* **Task objective**:
Collect each line of the entries that holds the string "template".

* **Provided data**:
┌────────
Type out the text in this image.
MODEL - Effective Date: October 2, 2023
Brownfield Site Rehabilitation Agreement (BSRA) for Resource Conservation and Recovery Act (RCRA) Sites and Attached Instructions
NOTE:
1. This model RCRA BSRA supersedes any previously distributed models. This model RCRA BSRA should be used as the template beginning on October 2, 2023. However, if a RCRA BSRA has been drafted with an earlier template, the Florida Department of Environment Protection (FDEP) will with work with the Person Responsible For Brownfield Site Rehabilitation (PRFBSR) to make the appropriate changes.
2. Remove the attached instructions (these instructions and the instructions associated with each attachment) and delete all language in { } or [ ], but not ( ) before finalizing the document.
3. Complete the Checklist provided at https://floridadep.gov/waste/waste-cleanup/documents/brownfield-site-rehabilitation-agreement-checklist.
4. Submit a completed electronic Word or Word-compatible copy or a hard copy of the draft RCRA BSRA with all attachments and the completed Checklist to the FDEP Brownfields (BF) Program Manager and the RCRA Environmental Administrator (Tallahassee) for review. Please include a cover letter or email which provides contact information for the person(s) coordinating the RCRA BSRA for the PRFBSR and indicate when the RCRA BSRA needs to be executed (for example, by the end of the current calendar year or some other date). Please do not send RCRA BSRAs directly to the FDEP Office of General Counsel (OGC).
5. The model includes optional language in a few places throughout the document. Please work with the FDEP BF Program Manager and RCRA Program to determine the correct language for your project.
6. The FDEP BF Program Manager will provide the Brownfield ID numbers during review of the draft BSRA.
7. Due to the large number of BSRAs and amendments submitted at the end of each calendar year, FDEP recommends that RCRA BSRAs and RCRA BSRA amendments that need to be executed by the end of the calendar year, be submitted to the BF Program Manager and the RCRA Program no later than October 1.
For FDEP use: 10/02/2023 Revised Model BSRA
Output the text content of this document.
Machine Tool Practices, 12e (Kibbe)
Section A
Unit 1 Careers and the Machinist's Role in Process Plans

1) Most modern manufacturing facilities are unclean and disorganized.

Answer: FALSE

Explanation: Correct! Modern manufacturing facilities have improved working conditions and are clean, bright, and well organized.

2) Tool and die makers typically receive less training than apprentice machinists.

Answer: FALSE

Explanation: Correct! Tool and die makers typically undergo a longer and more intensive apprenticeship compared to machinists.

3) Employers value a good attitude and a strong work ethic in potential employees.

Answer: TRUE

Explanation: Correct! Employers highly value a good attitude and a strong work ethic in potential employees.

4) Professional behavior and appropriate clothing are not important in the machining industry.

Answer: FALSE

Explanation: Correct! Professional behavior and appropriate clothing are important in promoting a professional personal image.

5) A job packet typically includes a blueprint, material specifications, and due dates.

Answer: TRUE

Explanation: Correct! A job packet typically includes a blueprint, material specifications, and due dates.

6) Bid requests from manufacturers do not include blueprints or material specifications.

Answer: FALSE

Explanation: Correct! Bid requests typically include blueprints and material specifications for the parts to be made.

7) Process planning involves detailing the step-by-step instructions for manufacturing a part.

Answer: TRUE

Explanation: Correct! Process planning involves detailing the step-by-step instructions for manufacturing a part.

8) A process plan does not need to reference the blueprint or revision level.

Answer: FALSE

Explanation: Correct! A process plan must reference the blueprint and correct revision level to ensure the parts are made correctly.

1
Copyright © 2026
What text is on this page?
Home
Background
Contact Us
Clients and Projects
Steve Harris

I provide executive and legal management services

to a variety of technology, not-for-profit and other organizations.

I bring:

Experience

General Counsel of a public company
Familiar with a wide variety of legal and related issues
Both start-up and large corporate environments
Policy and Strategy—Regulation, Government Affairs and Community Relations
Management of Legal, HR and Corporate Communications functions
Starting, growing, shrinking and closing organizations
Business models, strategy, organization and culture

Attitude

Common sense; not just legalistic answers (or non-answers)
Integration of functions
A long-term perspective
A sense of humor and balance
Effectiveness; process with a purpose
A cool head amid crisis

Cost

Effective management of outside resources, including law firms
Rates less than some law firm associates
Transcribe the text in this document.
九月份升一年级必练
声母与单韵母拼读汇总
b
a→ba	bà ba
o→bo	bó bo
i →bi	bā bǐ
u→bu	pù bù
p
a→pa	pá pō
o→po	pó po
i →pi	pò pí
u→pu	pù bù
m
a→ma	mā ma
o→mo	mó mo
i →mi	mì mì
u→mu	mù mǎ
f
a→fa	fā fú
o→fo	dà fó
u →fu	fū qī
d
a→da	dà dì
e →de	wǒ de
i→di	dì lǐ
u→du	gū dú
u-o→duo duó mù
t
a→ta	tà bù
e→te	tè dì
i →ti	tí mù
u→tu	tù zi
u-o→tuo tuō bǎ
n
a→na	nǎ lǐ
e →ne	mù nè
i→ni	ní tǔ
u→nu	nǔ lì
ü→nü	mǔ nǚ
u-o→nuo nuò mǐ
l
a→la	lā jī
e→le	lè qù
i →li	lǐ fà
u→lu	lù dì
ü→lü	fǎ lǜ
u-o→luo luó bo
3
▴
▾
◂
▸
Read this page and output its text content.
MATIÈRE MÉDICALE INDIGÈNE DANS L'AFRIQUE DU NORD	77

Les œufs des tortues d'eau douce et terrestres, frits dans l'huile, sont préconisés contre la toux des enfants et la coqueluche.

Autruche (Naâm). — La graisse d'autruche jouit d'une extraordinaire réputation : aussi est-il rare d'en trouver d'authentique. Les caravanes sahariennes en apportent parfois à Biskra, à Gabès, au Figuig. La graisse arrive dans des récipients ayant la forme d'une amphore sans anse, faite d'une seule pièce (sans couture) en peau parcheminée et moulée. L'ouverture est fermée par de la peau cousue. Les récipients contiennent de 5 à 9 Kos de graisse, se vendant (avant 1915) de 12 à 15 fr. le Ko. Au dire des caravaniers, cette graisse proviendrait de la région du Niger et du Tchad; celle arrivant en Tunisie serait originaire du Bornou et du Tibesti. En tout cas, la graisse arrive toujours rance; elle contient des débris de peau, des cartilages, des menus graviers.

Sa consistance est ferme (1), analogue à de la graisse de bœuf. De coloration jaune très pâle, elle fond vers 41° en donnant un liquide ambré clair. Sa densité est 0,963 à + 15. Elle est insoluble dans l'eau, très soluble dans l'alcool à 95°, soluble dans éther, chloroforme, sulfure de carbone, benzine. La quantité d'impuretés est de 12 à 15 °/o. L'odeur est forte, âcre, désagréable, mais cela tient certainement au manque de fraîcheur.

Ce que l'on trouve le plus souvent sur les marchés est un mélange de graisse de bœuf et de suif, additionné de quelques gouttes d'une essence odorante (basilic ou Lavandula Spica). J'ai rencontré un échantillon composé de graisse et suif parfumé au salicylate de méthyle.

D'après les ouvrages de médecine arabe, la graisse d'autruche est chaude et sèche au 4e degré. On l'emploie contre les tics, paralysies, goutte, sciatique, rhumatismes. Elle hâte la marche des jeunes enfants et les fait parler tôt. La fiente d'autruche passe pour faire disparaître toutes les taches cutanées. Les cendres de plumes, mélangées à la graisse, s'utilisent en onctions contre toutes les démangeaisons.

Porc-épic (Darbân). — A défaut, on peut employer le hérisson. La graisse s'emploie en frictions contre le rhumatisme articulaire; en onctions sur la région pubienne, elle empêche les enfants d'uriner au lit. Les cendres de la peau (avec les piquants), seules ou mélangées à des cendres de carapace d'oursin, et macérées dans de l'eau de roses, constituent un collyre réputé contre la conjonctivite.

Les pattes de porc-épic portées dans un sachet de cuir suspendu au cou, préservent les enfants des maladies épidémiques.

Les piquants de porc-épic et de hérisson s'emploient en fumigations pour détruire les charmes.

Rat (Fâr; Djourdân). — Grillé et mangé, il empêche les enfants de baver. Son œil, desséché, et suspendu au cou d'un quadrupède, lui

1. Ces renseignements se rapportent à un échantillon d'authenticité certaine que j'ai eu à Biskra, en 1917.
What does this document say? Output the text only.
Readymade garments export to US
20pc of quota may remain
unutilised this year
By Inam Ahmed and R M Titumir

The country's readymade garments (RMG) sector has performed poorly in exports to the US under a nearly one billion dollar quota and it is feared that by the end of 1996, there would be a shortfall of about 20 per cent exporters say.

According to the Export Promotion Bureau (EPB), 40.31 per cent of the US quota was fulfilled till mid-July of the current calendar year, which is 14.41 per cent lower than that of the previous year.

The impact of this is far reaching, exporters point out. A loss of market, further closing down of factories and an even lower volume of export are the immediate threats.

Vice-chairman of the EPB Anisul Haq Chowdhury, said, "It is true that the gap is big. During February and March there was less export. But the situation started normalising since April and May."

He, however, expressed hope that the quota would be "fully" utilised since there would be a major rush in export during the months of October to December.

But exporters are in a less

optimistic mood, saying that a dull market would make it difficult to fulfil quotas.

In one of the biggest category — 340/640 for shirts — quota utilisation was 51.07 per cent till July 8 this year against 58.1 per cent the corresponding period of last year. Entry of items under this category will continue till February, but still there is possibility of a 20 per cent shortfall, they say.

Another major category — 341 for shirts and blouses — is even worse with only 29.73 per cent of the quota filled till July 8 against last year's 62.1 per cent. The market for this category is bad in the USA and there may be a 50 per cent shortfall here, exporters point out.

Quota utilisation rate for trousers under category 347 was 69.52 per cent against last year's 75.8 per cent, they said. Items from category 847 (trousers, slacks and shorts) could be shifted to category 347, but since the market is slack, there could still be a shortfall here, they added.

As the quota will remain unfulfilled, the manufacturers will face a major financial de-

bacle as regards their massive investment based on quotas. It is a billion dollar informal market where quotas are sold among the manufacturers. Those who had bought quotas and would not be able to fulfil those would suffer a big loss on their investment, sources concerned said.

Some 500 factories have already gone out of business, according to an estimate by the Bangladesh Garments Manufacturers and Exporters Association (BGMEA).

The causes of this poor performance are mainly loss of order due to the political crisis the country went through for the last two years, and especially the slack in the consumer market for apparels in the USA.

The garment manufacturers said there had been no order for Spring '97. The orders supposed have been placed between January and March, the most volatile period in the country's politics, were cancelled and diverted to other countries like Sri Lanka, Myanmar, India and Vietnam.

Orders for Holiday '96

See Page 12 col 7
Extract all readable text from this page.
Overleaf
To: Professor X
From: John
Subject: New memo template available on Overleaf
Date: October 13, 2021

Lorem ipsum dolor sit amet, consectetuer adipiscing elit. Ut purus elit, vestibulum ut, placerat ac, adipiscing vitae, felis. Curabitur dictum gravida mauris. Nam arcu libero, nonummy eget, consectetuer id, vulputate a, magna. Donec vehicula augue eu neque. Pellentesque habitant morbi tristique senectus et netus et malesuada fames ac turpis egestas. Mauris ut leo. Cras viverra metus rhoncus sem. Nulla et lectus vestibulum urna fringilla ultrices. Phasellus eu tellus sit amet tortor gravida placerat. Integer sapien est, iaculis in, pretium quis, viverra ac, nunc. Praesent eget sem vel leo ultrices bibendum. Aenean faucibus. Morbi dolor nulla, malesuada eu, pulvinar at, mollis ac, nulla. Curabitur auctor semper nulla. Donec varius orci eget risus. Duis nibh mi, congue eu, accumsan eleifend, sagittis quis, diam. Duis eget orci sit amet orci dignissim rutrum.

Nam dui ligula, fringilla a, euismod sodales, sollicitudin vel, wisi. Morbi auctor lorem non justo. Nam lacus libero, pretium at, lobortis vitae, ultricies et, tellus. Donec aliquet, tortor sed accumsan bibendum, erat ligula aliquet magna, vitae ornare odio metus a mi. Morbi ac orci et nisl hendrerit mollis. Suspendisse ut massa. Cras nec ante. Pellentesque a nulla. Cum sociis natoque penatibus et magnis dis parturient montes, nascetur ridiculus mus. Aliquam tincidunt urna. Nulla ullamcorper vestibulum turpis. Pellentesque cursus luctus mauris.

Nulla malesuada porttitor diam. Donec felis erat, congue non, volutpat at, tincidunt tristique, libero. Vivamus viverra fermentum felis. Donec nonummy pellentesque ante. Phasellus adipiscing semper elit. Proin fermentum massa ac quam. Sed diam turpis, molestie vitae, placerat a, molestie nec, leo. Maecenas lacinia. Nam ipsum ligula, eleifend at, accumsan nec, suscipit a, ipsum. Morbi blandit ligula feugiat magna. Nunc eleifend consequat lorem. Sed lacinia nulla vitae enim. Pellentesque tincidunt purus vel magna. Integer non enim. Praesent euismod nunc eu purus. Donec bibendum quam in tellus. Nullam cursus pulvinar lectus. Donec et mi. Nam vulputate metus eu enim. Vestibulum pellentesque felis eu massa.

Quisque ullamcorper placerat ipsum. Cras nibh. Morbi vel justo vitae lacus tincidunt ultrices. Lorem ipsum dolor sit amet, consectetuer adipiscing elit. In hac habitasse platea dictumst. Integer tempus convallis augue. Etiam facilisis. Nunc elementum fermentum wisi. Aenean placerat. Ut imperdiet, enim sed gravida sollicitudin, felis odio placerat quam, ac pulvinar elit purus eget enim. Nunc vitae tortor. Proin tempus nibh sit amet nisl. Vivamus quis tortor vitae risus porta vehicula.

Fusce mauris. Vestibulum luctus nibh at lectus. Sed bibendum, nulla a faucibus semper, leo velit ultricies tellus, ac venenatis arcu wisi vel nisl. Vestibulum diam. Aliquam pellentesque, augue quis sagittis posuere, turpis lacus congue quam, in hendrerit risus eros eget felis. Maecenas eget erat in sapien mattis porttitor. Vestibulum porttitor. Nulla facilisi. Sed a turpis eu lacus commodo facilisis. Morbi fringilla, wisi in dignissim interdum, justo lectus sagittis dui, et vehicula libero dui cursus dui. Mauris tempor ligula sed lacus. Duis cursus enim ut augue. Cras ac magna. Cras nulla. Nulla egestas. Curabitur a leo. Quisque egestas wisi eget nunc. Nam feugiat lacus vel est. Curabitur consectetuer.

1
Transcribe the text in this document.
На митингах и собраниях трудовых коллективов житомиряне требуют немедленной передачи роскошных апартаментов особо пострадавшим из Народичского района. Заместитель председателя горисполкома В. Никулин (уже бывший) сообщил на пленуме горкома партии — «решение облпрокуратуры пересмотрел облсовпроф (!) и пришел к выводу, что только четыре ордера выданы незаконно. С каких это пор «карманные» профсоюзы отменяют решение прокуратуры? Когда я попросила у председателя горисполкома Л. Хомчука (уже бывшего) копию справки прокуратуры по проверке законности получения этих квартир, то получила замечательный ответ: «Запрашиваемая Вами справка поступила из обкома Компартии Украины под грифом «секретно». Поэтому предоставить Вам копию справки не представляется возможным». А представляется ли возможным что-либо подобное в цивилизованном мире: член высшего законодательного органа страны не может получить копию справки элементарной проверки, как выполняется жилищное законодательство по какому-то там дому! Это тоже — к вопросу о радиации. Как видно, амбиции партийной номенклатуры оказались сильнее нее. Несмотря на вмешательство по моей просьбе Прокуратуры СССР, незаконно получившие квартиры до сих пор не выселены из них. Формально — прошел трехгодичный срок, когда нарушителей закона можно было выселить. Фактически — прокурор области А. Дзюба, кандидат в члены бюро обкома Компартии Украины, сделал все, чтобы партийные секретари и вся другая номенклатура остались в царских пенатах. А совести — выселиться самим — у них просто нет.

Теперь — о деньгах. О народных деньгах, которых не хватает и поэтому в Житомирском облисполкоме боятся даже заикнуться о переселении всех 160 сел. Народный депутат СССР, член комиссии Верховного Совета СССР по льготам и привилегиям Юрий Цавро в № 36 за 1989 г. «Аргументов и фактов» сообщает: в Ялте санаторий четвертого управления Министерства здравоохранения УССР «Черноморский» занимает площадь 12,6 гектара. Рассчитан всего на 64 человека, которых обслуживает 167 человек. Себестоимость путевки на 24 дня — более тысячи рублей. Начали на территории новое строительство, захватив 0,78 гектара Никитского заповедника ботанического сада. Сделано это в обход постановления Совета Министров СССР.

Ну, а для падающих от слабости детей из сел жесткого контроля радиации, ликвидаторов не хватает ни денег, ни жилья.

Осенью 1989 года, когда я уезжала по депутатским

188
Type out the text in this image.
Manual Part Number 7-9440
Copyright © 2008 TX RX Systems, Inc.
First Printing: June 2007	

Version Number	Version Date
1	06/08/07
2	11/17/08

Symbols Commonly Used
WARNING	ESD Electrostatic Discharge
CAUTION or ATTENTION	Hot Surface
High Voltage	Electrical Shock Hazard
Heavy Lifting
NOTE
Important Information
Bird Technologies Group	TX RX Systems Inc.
└────────
* **Solution for this exercise**:
1. This model RCRA BSRA supersedes any previously distributed models. This model RCRA BSRA should be used as the template beginning on October 2, 2023. However, if a RCRA BSRA has been drafted with an earlier template, the Florida Department of Environment Protection (FDEP) will with work with the Person Responsible For Brownfield Site Rehabilitation (PRFBSR) to make the appropriate changes.
Subject: New memo template available on Overleaf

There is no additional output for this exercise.